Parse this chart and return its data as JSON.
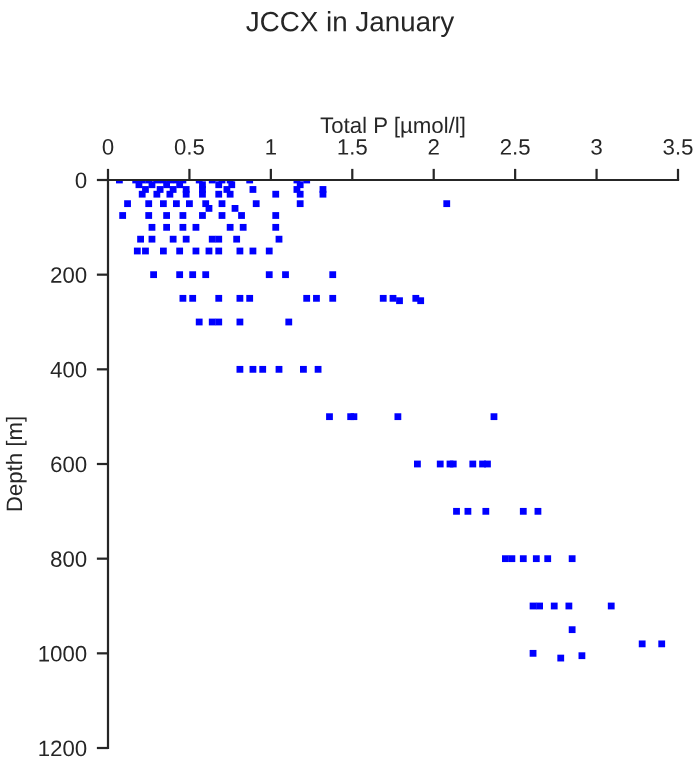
{
  "chart_data": {
    "type": "scatter",
    "title": "JCCX in January",
    "xlabel": "Total P [µmol/l]",
    "ylabel": "Depth [m]",
    "x": [
      0.07,
      0.17,
      0.21,
      0.25,
      0.3,
      0.34,
      0.38,
      0.42,
      0.46,
      0.56,
      0.64,
      0.7,
      0.75,
      0.87,
      1.16,
      1.22,
      0.19,
      0.27,
      0.36,
      0.44,
      0.58,
      0.68,
      0.76,
      1.18,
      0.23,
      0.32,
      0.4,
      0.48,
      0.58,
      0.73,
      0.89,
      1.16,
      1.32,
      0.21,
      0.3,
      0.38,
      0.48,
      0.58,
      0.68,
      0.75,
      1.03,
      1.18,
      1.32,
      0.12,
      0.25,
      0.34,
      0.42,
      0.5,
      0.6,
      0.7,
      0.91,
      1.18,
      2.08,
      0.62,
      0.78,
      0.09,
      0.25,
      0.36,
      0.46,
      0.58,
      0.7,
      0.82,
      1.03,
      0.27,
      0.36,
      0.46,
      0.54,
      0.75,
      0.83,
      1.03,
      0.2,
      0.27,
      0.4,
      0.48,
      0.64,
      0.68,
      0.79,
      1.05,
      0.18,
      0.23,
      0.34,
      0.44,
      0.54,
      0.62,
      0.68,
      0.81,
      0.89,
      0.99,
      0.28,
      0.44,
      0.52,
      0.6,
      0.99,
      1.09,
      1.38,
      0.46,
      0.52,
      0.68,
      0.81,
      0.87,
      1.22,
      1.28,
      1.38,
      1.69,
      1.75,
      1.79,
      1.89,
      1.92,
      0.56,
      0.64,
      0.68,
      0.81,
      1.11,
      0.81,
      0.89,
      0.95,
      1.05,
      1.2,
      1.29,
      1.36,
      1.49,
      1.51,
      1.78,
      2.37,
      1.9,
      2.04,
      2.1,
      2.12,
      2.24,
      2.3,
      2.33,
      2.14,
      2.21,
      2.32,
      2.55,
      2.64,
      2.44,
      2.48,
      2.55,
      2.63,
      2.7,
      2.85,
      2.61,
      2.65,
      2.74,
      2.83,
      3.09,
      2.85,
      3.28,
      3.4,
      2.61,
      2.78,
      2.91
    ],
    "values": [
      0,
      0,
      0,
      0,
      0,
      0,
      0,
      0,
      0,
      0,
      0,
      0,
      0,
      0,
      0,
      0,
      10,
      10,
      10,
      10,
      10,
      10,
      10,
      10,
      20,
      20,
      20,
      20,
      20,
      20,
      20,
      20,
      20,
      30,
      30,
      30,
      30,
      30,
      30,
      30,
      30,
      30,
      30,
      50,
      50,
      50,
      50,
      50,
      50,
      50,
      50,
      50,
      50,
      60,
      60,
      75,
      75,
      75,
      75,
      75,
      75,
      75,
      75,
      100,
      100,
      100,
      100,
      100,
      100,
      100,
      125,
      125,
      125,
      125,
      125,
      125,
      125,
      125,
      150,
      150,
      150,
      150,
      150,
      150,
      150,
      150,
      150,
      150,
      200,
      200,
      200,
      200,
      200,
      200,
      200,
      250,
      250,
      250,
      250,
      250,
      250,
      250,
      250,
      250,
      250,
      255,
      250,
      255,
      300,
      300,
      300,
      300,
      300,
      400,
      400,
      400,
      400,
      400,
      400,
      500,
      500,
      500,
      500,
      500,
      600,
      600,
      600,
      600,
      600,
      600,
      600,
      700,
      700,
      700,
      700,
      700,
      800,
      800,
      800,
      800,
      800,
      800,
      900,
      900,
      900,
      900,
      900,
      950,
      980,
      980,
      1000,
      1010,
      1005
    ],
    "color": "#0000ff",
    "marker": "square",
    "xlim": [
      0,
      3.5
    ],
    "xticks": [
      0,
      0.5,
      1,
      1.5,
      2,
      2.5,
      3,
      3.5
    ],
    "ylim": [
      1200,
      0
    ],
    "yticks": [
      0,
      200,
      400,
      600,
      800,
      1000,
      1200
    ],
    "grid": false,
    "legend": false
  }
}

══════

▶ _AIM_: Reproduce the material word for word, minus the images.

▶ _OUTPUT BELOW_:
Parse this chart and return its data as JSON.
{
  "chart_data": {
    "type": "scatter",
    "title": "JCCX in January",
    "xlabel": "Total P [µmol/l]",
    "ylabel": "Depth [m]",
    "x": [
      0.07,
      0.17,
      0.21,
      0.25,
      0.3,
      0.34,
      0.38,
      0.42,
      0.46,
      0.56,
      0.64,
      0.7,
      0.75,
      0.87,
      1.16,
      1.22,
      0.19,
      0.27,
      0.36,
      0.44,
      0.58,
      0.68,
      0.76,
      1.18,
      0.23,
      0.32,
      0.4,
      0.48,
      0.58,
      0.73,
      0.89,
      1.16,
      1.32,
      0.21,
      0.3,
      0.38,
      0.48,
      0.58,
      0.68,
      0.75,
      1.03,
      1.18,
      1.32,
      0.12,
      0.25,
      0.34,
      0.42,
      0.5,
      0.6,
      0.7,
      0.91,
      1.18,
      2.08,
      0.62,
      0.78,
      0.09,
      0.25,
      0.36,
      0.46,
      0.58,
      0.7,
      0.82,
      1.03,
      0.27,
      0.36,
      0.46,
      0.54,
      0.75,
      0.83,
      1.03,
      0.2,
      0.27,
      0.4,
      0.48,
      0.64,
      0.68,
      0.79,
      1.05,
      0.18,
      0.23,
      0.34,
      0.44,
      0.54,
      0.62,
      0.68,
      0.81,
      0.89,
      0.99,
      0.28,
      0.44,
      0.52,
      0.6,
      0.99,
      1.09,
      1.38,
      0.46,
      0.52,
      0.68,
      0.81,
      0.87,
      1.22,
      1.28,
      1.38,
      1.69,
      1.75,
      1.79,
      1.89,
      1.92,
      0.56,
      0.64,
      0.68,
      0.81,
      1.11,
      0.81,
      0.89,
      0.95,
      1.05,
      1.2,
      1.29,
      1.36,
      1.49,
      1.51,
      1.78,
      2.37,
      1.9,
      2.04,
      2.1,
      2.12,
      2.24,
      2.3,
      2.33,
      2.14,
      2.21,
      2.32,
      2.55,
      2.64,
      2.44,
      2.48,
      2.55,
      2.63,
      2.7,
      2.85,
      2.61,
      2.65,
      2.74,
      2.83,
      3.09,
      2.85,
      3.28,
      3.4,
      2.61,
      2.78,
      2.91
    ],
    "values": [
      0,
      0,
      0,
      0,
      0,
      0,
      0,
      0,
      0,
      0,
      0,
      0,
      0,
      0,
      0,
      0,
      10,
      10,
      10,
      10,
      10,
      10,
      10,
      10,
      20,
      20,
      20,
      20,
      20,
      20,
      20,
      20,
      20,
      30,
      30,
      30,
      30,
      30,
      30,
      30,
      30,
      30,
      30,
      50,
      50,
      50,
      50,
      50,
      50,
      50,
      50,
      50,
      50,
      60,
      60,
      75,
      75,
      75,
      75,
      75,
      75,
      75,
      75,
      100,
      100,
      100,
      100,
      100,
      100,
      100,
      125,
      125,
      125,
      125,
      125,
      125,
      125,
      125,
      150,
      150,
      150,
      150,
      150,
      150,
      150,
      150,
      150,
      150,
      200,
      200,
      200,
      200,
      200,
      200,
      200,
      250,
      250,
      250,
      250,
      250,
      250,
      250,
      250,
      250,
      250,
      255,
      250,
      255,
      300,
      300,
      300,
      300,
      300,
      400,
      400,
      400,
      400,
      400,
      400,
      500,
      500,
      500,
      500,
      500,
      600,
      600,
      600,
      600,
      600,
      600,
      600,
      700,
      700,
      700,
      700,
      700,
      800,
      800,
      800,
      800,
      800,
      800,
      900,
      900,
      900,
      900,
      900,
      950,
      980,
      980,
      1000,
      1010,
      1005
    ],
    "color": "#0000ff",
    "marker": "square",
    "xlim": [
      0,
      3.5
    ],
    "xticks": [
      0,
      0.5,
      1,
      1.5,
      2,
      2.5,
      3,
      3.5
    ],
    "ylim": [
      1200,
      0
    ],
    "yticks": [
      0,
      200,
      400,
      600,
      800,
      1000,
      1200
    ],
    "grid": false,
    "legend": false
  }
}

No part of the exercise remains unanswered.